___ GIVEN INFORMATION ___

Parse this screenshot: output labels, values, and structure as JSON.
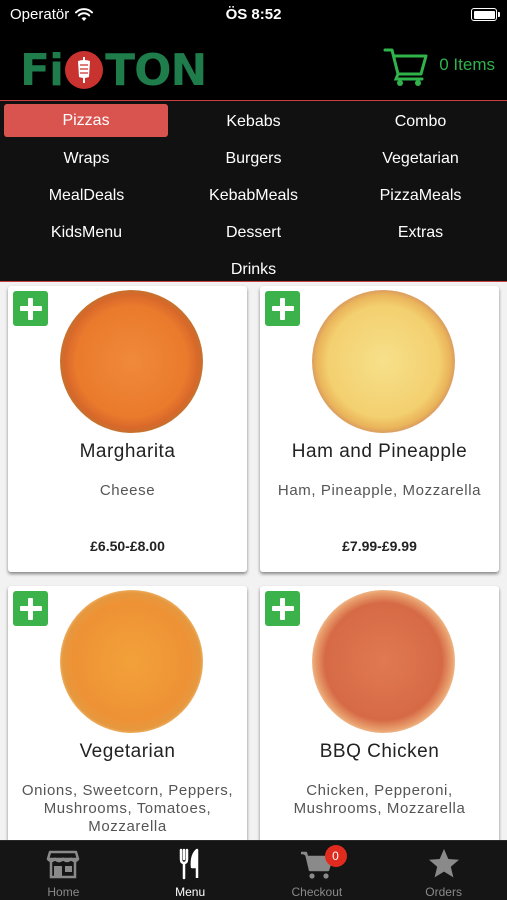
{
  "status_bar": {
    "carrier": "Operatör",
    "time": "ÖS 8:52"
  },
  "header": {
    "logo_text_left": "Fi",
    "logo_text_right": "TON",
    "cart_label": "0 Items"
  },
  "categories": [
    {
      "label": "Pizzas",
      "active": true
    },
    {
      "label": "Kebabs",
      "active": false
    },
    {
      "label": "Combo",
      "active": false
    },
    {
      "label": "Wraps",
      "active": false
    },
    {
      "label": "Burgers",
      "active": false
    },
    {
      "label": "Vegetarian",
      "active": false
    },
    {
      "label": "MealDeals",
      "active": false
    },
    {
      "label": "KebabMeals",
      "active": false
    },
    {
      "label": "PizzaMeals",
      "active": false
    },
    {
      "label": "KidsMenu",
      "active": false
    },
    {
      "label": "Dessert",
      "active": false
    },
    {
      "label": "Extras",
      "active": false
    },
    {
      "label": "Drinks",
      "active": false
    }
  ],
  "products": [
    {
      "name": "Margharita",
      "description": "Cheese",
      "price": "£6.50-£8.00"
    },
    {
      "name": "Ham and Pineapple",
      "description": "Ham, Pineapple, Mozzarella",
      "price": "£7.99-£9.99"
    },
    {
      "name": "Vegetarian",
      "description": "Onions, Sweetcorn, Peppers, Mushrooms, Tomatoes, Mozzarella",
      "price": ""
    },
    {
      "name": "BBQ Chicken",
      "description": "Chicken, Pepperoni, Mushrooms, Mozzarella",
      "price": ""
    }
  ],
  "tabbar": {
    "items": [
      {
        "label": "Home",
        "icon": "store-icon"
      },
      {
        "label": "Menu",
        "icon": "fork-knife-icon"
      },
      {
        "label": "Checkout",
        "icon": "cart-icon"
      },
      {
        "label": "Orders",
        "icon": "star-icon"
      }
    ],
    "checkout_badge": "0"
  },
  "colors": {
    "accent_red": "#d9534f",
    "brand_green": "#2fb34a",
    "add_button": "#3cb34a"
  }
}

___

**TASK BRIEF**
Repeat the entries exactly. Pictures are excluded from the copy.

**SOLUTION FOR THIS PROBLEM**
Parse this screenshot: output labels, values, and structure as JSON.
{
  "status_bar": {
    "carrier": "Operatör",
    "time": "ÖS 8:52"
  },
  "header": {
    "logo_text_left": "Fi",
    "logo_text_right": "TON",
    "cart_label": "0 Items"
  },
  "categories": [
    {
      "label": "Pizzas",
      "active": true
    },
    {
      "label": "Kebabs",
      "active": false
    },
    {
      "label": "Combo",
      "active": false
    },
    {
      "label": "Wraps",
      "active": false
    },
    {
      "label": "Burgers",
      "active": false
    },
    {
      "label": "Vegetarian",
      "active": false
    },
    {
      "label": "MealDeals",
      "active": false
    },
    {
      "label": "KebabMeals",
      "active": false
    },
    {
      "label": "PizzaMeals",
      "active": false
    },
    {
      "label": "KidsMenu",
      "active": false
    },
    {
      "label": "Dessert",
      "active": false
    },
    {
      "label": "Extras",
      "active": false
    },
    {
      "label": "Drinks",
      "active": false
    }
  ],
  "products": [
    {
      "name": "Margharita",
      "description": "Cheese",
      "price": "£6.50-£8.00"
    },
    {
      "name": "Ham and Pineapple",
      "description": "Ham, Pineapple, Mozzarella",
      "price": "£7.99-£9.99"
    },
    {
      "name": "Vegetarian",
      "description": "Onions, Sweetcorn, Peppers, Mushrooms, Tomatoes, Mozzarella",
      "price": ""
    },
    {
      "name": "BBQ Chicken",
      "description": "Chicken, Pepperoni, Mushrooms, Mozzarella",
      "price": ""
    }
  ],
  "tabbar": {
    "items": [
      {
        "label": "Home",
        "icon": "store-icon"
      },
      {
        "label": "Menu",
        "icon": "fork-knife-icon"
      },
      {
        "label": "Checkout",
        "icon": "cart-icon"
      },
      {
        "label": "Orders",
        "icon": "star-icon"
      }
    ],
    "checkout_badge": "0"
  },
  "colors": {
    "accent_red": "#d9534f",
    "brand_green": "#2fb34a",
    "add_button": "#3cb34a"
  }
}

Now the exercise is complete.